* Given information *
★ ★ ★
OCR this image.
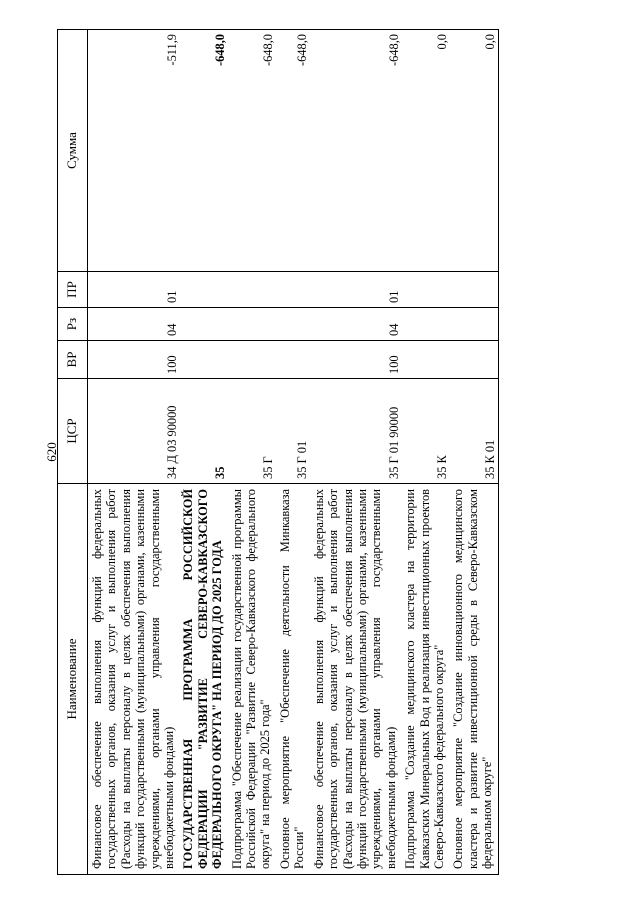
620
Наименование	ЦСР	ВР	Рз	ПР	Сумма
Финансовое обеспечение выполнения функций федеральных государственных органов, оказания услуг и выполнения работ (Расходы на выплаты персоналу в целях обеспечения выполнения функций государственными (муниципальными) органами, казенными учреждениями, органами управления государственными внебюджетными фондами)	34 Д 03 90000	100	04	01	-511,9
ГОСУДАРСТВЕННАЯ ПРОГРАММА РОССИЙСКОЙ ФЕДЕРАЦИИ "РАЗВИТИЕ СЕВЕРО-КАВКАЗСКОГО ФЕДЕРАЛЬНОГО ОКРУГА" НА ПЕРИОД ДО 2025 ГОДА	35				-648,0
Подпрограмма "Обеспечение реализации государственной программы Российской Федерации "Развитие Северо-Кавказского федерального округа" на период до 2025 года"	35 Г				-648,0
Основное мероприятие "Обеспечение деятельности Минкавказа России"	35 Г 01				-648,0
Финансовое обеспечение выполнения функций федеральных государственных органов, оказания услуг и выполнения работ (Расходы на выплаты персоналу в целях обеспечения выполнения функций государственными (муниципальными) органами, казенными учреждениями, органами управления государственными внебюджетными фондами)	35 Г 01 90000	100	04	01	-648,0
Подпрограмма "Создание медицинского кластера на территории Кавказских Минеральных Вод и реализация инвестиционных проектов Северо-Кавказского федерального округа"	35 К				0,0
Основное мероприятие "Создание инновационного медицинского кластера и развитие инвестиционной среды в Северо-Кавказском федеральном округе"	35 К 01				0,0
★ ★ ★
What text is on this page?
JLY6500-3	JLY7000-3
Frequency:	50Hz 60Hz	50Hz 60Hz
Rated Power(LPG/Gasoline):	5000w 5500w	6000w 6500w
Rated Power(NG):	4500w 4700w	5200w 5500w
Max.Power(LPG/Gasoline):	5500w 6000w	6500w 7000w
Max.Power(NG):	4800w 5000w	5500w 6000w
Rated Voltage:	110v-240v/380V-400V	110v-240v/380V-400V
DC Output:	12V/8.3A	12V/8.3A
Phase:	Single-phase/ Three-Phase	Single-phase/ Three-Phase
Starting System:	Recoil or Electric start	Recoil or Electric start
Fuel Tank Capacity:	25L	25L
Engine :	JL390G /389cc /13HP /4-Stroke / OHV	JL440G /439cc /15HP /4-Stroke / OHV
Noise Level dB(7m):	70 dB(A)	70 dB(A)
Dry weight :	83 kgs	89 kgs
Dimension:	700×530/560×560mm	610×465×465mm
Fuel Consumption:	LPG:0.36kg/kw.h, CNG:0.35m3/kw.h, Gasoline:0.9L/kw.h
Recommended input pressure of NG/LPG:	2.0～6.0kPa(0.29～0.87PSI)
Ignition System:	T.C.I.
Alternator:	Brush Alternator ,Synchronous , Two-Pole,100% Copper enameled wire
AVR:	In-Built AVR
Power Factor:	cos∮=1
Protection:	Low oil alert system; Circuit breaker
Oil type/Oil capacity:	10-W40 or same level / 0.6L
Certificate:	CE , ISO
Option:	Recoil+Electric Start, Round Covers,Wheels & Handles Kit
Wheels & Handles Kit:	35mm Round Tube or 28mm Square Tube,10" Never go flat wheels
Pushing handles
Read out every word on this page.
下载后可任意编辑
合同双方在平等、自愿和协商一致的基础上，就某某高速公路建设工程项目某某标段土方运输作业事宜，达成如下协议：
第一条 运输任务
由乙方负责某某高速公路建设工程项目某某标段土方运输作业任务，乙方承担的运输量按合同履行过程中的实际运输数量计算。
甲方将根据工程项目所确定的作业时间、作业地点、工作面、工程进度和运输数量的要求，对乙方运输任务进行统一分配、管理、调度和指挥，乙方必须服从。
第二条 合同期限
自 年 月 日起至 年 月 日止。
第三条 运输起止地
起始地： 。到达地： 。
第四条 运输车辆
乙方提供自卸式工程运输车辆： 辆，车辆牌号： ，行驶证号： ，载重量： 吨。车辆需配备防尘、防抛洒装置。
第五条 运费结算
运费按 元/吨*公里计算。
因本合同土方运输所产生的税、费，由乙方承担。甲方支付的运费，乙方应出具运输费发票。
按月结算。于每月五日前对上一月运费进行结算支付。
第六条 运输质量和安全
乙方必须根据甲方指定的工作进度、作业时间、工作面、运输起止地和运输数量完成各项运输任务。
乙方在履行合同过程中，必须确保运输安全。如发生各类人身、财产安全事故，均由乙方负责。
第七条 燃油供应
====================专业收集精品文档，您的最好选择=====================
★ ★ ★
* Instructions to follow *
Pull out all lines in the data above that include "this".

* Answer for the task *
OCR this image.
What text is on this page?
Read out every word on this page.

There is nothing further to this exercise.